# newly diagnosed with ibs and GERD but need reassurance



## 21342 (Sep 4, 2005)

Hi I am a new member, I hope some established members might be able to help me with some unanswered questions from my doctors.As a brief history I am 39, female, have 2 children, tubal ligature since (5yrs). I have had what I now assume to be IBS symptoms for about 20 years, but very occasionally, maybe 2 times a year, always relieved by gaviscon or similar and lasted one day only, although the stomach pain could be very bad.Since the last baby (5 yrs) I have seemed to get these symptoms more and more regular (but no pattern, no food I could identify) came along more and more, until every week or so, I was having symptoms, I took colpermin at the first sign and that normally sorted things out.Then 8 weeks ago, I started as normal, took some colpermin, and it never stopped, and here I am 8 weeks later, still constant stomach ache.I went to GP after a week, said it was Ibs with some gastritus, he gave me colofac, again the symptoms are controlled more or less, but i can still feel it bubbling away.after a month i went back, different dr, said it was GERD (maybe some ibs too) and gave me nexium (which i have not started taking yet) said give it one month, and then if it comes back after that i have to have camera down to rule out HP bacteria or cancer.Just to let you know my symptoms, they are constant burping, no nausea, no sickness, uncomfortable pressure sometimes under breasts. racing heart/skipped beat feeling (both symptoms but not at the same time) on doing normal activities. Bloated stomach, constant wind, very loud stomach sounds, feeling of gurgling etc all the time, motions, either absent a couple of days (not constipation) and then i usually feel better those days, or normalish motion once in morning as normal pattern, not too bad days, or normal motion followed by several cramping loose motions over the next few hours, bad day.Does all this sound like ibs gerd to you guys, ps, I have no heartburn whatsoever or feeling or relflux, just lots of burping.sarah


----------



## Screamer (Aug 16, 2005)

**ENTRIES PROVIDED:**

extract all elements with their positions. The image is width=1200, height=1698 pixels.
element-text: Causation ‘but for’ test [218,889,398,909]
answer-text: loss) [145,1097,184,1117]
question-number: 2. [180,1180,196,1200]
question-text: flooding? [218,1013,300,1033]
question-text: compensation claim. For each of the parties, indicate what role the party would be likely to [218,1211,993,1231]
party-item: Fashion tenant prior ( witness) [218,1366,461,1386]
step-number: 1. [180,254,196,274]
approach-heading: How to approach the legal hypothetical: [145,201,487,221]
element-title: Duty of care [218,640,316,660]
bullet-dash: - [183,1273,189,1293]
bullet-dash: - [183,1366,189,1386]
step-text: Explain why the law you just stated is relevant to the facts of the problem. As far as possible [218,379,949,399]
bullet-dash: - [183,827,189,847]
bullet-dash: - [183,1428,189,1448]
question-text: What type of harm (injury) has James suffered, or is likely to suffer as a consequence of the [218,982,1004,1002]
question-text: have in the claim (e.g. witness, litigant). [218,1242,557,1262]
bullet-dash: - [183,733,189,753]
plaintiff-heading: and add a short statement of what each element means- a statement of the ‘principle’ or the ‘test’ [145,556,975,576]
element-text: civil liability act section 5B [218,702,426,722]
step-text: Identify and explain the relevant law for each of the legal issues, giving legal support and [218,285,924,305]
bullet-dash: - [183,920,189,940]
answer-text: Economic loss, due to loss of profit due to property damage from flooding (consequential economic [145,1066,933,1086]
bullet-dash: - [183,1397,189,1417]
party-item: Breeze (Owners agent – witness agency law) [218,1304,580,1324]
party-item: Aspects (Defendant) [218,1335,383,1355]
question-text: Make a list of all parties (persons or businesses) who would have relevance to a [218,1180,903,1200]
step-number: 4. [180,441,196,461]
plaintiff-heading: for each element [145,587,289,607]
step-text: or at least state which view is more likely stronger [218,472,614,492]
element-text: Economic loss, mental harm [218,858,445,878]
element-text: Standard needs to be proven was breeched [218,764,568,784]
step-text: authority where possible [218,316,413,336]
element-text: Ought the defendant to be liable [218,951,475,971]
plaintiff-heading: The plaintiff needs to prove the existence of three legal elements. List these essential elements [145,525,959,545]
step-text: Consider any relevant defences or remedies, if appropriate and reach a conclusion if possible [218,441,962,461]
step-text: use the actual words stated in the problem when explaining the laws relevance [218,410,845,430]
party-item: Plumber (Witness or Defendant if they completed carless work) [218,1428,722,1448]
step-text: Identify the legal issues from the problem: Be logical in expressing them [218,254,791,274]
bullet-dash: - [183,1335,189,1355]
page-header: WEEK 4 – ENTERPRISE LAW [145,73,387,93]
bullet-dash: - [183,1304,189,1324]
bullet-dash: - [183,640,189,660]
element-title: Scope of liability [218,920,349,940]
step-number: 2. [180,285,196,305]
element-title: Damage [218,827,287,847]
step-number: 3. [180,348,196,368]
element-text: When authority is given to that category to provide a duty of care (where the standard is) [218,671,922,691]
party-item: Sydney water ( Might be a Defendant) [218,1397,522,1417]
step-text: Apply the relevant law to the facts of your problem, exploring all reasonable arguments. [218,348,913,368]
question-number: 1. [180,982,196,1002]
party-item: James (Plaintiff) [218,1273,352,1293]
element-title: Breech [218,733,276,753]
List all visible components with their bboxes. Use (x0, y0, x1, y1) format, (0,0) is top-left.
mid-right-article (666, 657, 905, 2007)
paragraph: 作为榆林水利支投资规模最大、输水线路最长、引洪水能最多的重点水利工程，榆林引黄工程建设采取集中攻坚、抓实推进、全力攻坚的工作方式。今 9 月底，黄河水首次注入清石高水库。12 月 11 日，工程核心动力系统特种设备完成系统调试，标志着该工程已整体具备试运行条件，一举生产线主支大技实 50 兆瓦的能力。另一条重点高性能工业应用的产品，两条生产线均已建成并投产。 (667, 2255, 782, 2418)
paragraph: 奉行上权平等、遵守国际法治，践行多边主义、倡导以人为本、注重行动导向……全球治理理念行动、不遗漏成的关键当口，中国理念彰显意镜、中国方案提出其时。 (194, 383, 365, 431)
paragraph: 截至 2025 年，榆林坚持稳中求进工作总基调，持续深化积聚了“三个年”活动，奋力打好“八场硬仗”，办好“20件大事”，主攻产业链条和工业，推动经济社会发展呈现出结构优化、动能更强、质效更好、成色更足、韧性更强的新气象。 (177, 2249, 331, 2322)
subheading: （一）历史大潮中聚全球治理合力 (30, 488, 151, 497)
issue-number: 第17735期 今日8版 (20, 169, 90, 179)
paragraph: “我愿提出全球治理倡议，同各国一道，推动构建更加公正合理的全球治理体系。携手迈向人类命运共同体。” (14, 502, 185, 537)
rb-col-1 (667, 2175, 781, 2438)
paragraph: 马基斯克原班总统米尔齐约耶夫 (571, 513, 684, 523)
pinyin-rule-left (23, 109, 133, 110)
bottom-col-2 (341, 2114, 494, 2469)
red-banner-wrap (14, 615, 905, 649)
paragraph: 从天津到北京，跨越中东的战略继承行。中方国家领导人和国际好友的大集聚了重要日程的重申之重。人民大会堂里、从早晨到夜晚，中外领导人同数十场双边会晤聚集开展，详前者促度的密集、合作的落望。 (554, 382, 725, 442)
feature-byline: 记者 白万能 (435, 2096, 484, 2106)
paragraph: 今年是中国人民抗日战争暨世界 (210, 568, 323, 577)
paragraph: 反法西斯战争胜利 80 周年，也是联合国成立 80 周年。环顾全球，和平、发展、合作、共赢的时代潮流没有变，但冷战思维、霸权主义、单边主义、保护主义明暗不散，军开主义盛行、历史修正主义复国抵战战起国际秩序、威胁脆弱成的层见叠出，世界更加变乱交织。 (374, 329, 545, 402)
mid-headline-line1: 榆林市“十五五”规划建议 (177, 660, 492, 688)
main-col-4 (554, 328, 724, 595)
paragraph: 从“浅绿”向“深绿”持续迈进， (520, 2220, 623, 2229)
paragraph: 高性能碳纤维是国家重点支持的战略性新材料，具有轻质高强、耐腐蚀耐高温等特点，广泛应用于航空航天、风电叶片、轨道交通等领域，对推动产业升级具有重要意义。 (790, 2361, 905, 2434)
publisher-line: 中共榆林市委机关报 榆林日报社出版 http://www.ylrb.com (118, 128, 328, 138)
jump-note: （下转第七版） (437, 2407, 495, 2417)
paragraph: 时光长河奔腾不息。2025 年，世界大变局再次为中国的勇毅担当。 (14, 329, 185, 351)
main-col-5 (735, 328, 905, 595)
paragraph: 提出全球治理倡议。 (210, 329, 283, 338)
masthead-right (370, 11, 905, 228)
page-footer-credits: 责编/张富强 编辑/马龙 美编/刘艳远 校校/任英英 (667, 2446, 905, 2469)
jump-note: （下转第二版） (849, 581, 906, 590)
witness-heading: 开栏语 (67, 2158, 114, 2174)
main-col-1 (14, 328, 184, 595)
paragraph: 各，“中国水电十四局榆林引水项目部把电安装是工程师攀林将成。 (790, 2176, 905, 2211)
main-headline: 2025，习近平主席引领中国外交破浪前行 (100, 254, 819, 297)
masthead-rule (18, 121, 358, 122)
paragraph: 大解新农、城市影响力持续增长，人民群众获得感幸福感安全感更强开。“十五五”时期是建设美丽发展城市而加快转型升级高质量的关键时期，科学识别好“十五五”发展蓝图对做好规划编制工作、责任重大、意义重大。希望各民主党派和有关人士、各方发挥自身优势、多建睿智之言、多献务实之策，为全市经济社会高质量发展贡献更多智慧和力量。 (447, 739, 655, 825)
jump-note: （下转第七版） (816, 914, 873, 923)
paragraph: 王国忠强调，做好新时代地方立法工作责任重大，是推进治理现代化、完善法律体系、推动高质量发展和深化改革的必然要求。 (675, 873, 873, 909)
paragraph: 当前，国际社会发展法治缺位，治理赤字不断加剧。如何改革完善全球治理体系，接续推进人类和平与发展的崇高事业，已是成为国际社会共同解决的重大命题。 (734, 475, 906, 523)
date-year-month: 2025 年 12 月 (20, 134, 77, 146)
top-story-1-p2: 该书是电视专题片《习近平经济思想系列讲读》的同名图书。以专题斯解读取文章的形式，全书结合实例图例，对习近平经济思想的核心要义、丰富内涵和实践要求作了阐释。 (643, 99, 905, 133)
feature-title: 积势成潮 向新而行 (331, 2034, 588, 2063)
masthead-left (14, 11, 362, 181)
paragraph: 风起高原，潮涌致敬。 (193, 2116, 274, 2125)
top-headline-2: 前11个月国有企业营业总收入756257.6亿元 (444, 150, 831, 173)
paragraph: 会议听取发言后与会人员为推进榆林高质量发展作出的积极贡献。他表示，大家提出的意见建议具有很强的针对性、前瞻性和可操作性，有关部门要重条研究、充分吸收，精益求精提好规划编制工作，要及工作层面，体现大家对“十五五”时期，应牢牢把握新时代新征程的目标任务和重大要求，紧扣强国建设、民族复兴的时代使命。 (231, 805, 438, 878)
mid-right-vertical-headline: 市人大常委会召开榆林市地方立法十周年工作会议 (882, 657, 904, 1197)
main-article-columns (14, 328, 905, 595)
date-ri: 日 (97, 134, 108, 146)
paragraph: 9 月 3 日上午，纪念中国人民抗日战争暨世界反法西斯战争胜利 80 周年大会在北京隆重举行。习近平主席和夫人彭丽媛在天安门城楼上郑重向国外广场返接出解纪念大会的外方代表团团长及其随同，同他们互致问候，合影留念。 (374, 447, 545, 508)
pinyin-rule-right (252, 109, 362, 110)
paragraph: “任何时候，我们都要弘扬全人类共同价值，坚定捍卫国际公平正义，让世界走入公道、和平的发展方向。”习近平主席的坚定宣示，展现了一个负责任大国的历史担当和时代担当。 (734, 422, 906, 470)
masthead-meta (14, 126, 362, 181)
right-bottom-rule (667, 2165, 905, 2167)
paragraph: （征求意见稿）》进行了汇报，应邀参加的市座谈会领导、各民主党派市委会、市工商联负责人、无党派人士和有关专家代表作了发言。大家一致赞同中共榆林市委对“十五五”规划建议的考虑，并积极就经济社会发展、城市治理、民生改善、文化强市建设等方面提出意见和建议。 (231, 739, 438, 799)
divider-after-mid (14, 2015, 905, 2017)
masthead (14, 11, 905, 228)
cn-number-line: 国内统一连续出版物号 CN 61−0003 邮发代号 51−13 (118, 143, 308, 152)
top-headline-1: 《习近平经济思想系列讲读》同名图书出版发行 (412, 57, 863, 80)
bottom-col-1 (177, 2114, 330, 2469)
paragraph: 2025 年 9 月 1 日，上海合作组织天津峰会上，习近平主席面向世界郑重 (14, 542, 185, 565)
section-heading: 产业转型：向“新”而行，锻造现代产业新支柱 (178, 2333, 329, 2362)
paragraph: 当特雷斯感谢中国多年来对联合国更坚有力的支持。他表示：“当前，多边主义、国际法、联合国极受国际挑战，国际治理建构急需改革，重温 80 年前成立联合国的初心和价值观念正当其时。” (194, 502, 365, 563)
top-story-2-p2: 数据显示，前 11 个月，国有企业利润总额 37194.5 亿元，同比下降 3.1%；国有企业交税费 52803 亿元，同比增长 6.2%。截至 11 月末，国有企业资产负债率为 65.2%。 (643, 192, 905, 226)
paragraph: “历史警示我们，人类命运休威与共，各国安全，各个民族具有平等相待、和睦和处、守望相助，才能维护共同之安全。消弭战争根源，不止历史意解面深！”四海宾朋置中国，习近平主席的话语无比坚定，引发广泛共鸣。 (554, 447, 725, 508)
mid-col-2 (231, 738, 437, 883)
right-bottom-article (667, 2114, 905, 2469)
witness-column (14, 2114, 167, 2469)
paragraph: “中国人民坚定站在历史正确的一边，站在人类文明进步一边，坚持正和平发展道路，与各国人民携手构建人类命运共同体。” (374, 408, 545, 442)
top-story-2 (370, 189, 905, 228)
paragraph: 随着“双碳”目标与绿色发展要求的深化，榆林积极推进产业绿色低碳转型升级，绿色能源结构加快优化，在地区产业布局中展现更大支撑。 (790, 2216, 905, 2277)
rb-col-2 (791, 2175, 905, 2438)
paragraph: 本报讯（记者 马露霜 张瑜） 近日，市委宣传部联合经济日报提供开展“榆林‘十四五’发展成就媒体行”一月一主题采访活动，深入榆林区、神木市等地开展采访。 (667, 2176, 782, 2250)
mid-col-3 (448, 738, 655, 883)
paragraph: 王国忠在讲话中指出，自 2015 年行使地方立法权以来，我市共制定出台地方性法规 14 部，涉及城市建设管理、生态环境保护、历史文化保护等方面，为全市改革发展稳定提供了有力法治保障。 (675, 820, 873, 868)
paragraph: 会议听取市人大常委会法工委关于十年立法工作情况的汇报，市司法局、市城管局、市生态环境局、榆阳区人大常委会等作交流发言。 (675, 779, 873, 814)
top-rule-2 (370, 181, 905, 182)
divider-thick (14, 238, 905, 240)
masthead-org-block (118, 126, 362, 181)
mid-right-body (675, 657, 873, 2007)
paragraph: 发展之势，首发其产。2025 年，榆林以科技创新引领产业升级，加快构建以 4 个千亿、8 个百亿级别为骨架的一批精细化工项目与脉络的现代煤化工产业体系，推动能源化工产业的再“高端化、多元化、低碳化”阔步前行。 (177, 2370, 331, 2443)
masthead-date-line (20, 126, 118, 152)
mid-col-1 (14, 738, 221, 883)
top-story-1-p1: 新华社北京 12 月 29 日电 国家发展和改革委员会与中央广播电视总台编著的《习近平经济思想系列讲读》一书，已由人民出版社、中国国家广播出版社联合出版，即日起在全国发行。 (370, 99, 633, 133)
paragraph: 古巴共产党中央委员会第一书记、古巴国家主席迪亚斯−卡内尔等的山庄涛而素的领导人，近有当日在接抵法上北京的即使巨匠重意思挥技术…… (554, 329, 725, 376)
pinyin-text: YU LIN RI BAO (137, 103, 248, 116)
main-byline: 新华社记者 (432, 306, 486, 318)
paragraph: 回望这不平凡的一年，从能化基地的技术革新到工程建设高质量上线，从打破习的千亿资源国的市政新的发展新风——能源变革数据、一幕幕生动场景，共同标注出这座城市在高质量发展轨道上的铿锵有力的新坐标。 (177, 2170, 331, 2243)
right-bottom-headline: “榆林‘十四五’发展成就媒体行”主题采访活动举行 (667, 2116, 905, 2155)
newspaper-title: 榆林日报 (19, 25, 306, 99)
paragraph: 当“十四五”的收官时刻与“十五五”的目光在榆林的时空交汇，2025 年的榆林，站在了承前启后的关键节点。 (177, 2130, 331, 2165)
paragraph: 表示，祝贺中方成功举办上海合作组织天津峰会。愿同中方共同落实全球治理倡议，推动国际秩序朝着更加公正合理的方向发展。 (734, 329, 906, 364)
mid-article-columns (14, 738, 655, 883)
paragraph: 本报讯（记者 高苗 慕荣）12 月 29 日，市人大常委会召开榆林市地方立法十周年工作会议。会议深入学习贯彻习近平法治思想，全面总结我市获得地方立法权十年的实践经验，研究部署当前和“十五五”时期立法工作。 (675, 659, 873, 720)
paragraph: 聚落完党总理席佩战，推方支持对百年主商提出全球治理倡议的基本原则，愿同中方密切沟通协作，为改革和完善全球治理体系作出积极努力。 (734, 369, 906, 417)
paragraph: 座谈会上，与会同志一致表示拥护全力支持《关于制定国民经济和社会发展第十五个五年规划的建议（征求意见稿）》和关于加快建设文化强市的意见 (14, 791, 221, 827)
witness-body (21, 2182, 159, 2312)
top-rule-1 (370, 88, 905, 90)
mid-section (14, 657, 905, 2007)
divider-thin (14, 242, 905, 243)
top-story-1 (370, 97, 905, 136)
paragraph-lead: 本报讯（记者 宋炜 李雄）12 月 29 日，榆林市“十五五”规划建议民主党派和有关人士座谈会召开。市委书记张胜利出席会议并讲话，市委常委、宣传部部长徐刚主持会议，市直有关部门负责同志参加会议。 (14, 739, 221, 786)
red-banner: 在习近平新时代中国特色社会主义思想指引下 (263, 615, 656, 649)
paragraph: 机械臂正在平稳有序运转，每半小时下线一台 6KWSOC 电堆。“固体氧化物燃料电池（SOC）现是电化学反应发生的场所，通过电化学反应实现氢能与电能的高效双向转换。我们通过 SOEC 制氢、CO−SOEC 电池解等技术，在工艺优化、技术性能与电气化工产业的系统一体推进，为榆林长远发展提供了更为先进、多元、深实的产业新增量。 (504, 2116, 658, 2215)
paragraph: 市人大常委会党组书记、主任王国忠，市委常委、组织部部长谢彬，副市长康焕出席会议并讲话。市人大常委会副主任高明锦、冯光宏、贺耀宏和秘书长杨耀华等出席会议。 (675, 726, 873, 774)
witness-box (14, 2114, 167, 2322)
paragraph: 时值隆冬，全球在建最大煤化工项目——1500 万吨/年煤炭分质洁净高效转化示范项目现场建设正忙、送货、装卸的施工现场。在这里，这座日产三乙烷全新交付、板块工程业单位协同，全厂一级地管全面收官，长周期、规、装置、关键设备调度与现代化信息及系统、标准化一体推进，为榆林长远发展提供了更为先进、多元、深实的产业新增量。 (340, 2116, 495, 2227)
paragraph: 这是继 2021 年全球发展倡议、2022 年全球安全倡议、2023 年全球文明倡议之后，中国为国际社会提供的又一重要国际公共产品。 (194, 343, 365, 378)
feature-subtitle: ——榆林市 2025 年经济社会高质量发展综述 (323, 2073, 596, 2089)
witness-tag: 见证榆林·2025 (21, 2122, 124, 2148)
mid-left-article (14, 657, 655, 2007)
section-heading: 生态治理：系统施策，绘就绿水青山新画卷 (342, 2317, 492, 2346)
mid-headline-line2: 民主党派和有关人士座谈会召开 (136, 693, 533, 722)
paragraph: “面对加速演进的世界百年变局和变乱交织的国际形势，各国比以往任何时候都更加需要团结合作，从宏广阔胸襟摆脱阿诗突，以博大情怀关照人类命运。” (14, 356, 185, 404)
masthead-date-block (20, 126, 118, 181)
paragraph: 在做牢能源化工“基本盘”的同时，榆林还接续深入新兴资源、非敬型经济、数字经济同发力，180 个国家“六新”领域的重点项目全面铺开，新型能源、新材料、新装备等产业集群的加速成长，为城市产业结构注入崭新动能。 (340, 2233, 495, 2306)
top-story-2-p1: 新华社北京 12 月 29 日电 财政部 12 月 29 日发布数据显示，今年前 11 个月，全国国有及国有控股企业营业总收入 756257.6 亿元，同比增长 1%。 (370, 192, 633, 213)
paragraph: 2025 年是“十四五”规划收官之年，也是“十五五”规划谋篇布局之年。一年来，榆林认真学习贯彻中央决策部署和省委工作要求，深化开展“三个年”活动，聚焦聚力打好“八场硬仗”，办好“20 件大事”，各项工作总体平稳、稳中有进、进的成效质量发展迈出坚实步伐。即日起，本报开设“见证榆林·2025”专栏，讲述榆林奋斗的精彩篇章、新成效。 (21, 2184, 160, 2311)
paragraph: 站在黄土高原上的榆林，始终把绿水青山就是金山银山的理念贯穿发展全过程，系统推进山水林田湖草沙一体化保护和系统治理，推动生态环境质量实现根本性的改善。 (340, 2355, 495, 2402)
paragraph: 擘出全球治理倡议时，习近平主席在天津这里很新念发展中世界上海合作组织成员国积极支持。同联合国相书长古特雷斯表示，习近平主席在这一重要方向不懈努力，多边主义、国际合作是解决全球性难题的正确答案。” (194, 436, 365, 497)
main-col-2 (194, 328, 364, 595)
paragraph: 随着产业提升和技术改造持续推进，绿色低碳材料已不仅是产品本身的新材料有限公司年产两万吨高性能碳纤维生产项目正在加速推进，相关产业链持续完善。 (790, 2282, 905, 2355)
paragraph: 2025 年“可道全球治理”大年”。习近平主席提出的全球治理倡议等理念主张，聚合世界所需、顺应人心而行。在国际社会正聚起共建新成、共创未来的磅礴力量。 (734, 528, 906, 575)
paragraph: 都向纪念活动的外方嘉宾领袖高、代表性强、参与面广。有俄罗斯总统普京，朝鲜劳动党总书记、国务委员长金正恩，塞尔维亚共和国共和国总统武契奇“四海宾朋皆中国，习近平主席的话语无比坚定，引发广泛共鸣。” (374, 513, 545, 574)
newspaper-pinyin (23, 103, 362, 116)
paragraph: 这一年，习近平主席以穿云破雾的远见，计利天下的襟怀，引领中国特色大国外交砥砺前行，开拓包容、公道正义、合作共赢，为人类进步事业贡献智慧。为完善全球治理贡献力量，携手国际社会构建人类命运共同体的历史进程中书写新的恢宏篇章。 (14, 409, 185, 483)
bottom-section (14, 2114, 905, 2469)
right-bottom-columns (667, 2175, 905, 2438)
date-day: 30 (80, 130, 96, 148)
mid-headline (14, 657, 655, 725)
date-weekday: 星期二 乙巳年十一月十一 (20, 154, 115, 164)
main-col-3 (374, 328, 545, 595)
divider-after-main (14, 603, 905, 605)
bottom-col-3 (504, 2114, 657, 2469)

**PROBLEMS TO SOLVE:**
[1] In the forum thread about a new IBS and GERD diagnosis, what medication did the second doctor prescribe?
[2] Carry on the forum thread about the IBS and GERD diagnosis from the point where it stops.

**OUTPUTS IN ORDER:**
[1] Nexium.

[2]
Yep it sure does! The GERD can make you burp a lot for me though it's hiccupping. I tend to hiccup a lot, especially right after I eat or drink something. I might only be 4 or 5 of them but I do and it hurts. I also get the racing heart/skipping beats however I always thought that was due to my heart murmur than the GERD, but it's possible I guess that I'm wrong.You're tummy problems also sound like IBS however it is important to get a proper diagnoses from your doctor. Have you had all the neccesary tests done to confirm it?


----------



## 21342 (Sep 4, 2005)

Hi Screamer,thanks for the answer, I have had no tests at all yet, doctor said come back in one month after taking the nexium for that time, and if it did not go away by then, they would do tests.i have not tried the nexium yet, sort of trying to put it off, not sure why really, just thinking, that once i start down the medication road, theres no coming back, probably sounds like nonsense that really.,i also was on the atkins diet (for weight) not doing it too strict(but no grains ) and lost about 10kg in 2 months, the pain started the day i succumbed in town to a chicken fajita. after a week or so of the pain, i panicked a bit thinking i had messed up my system with the atkins, came off it and have been trying to get my system back to normal since, with some good days and some bad.whilst on the atkins i felt, 100 percent better, flat stomach, no wind at all, loads of energy, i think i ought to go back on it and try it again before any medication, just almost scared to do anything with food now, in case it gets worse.sarab


----------



## Guest (Sep 6, 2005)

HiI am Angie - quite a lot older than you (59) but have very similar symptoms. I have suffered from what I have been told must be IBS for many years but never had it as bad as these past five or six weeks. I know what you mean re racing heart - I feel very restless and jittery and just know my bowel is going to play up. I don't have heartburn but a lot of what I call fizzy, gurgling feelings and acid taste, especially when I lie down. Have tried anti-acids but they do nothing. I take Colpermin on and off but it doesn't seem to do much either. I can't pinpoint any particular food that causes it as it changes all the time. The odd thing is I have actually had a couple of days of not feeling too bad, with quite normal looking stools etc but then since last night I feel dreadful and have pain under ribs and bloating. I burp all the time too but only occasionally feel nauseous. It is a nightmare as want to go on holiday in a couple of weeks but just can't think of going like this. I can sympathise with you with young children, it is bad enough as it is! Wish there was a magical answer - my doctor calls me a mystery as blood tests etc negative - not very reassuring!


----------



## 21342 (Sep 4, 2005)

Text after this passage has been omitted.